━━━ Data extract ━━━

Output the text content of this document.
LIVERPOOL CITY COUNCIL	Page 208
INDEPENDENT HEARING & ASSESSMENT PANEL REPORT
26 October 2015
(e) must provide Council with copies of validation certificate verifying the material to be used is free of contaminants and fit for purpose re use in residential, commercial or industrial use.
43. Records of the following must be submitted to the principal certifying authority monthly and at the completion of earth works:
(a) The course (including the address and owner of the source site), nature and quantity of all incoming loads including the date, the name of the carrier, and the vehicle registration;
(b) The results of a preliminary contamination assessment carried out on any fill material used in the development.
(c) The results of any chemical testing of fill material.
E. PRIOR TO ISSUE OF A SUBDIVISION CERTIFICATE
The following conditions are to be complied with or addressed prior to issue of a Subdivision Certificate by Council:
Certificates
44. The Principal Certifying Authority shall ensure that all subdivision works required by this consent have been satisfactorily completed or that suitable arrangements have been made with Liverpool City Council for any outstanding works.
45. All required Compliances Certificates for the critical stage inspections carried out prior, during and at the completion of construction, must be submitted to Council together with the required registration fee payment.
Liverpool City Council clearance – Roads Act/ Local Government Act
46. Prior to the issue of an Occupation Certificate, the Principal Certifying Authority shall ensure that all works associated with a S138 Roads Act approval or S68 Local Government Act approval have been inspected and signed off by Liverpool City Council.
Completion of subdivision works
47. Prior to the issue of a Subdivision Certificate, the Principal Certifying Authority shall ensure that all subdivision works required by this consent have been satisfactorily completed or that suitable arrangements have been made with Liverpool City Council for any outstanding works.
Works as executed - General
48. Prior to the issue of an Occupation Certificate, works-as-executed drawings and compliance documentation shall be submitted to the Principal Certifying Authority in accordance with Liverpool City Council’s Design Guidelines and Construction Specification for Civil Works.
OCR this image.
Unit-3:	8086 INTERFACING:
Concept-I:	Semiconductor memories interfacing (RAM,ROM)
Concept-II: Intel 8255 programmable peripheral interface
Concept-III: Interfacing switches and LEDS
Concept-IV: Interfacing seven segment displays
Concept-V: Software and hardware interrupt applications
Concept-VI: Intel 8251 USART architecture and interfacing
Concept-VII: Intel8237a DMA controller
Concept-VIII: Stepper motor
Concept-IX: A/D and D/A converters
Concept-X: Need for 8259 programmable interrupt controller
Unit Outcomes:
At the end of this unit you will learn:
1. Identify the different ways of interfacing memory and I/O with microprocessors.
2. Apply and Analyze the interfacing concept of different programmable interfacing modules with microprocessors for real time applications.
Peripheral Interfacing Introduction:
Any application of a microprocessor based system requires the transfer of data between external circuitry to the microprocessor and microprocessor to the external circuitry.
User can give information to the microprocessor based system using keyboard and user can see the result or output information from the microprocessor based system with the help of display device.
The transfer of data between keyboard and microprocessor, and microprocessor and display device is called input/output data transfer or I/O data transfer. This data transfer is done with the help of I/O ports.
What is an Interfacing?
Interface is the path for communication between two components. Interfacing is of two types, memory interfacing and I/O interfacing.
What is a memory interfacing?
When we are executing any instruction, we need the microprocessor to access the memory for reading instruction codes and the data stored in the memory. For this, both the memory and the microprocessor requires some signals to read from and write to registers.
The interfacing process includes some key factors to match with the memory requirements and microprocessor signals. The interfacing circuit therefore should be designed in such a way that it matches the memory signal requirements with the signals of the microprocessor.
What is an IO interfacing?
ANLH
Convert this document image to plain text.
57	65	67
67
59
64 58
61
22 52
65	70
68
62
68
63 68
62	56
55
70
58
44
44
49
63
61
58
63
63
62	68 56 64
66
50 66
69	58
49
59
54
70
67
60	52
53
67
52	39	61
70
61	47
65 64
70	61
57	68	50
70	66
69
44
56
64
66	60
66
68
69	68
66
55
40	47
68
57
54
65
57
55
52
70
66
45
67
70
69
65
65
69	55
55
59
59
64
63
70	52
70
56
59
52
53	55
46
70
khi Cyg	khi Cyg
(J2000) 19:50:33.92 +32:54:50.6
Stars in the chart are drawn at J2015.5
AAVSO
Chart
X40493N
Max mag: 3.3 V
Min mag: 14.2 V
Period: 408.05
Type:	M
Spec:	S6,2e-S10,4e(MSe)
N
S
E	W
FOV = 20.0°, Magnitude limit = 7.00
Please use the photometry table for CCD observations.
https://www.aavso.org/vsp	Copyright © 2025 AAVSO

━━━

- **What the task requires**
Show the lines that mention the word "system".

- **Written reply**
Any application of a microprocessor based system requires the transfer of data between external circuitry to the microprocessor and microprocessor to the external circuitry.
User can give information to the microprocessor based system using keyboard and user can see the result or output information from the microprocessor based system with the help of display device.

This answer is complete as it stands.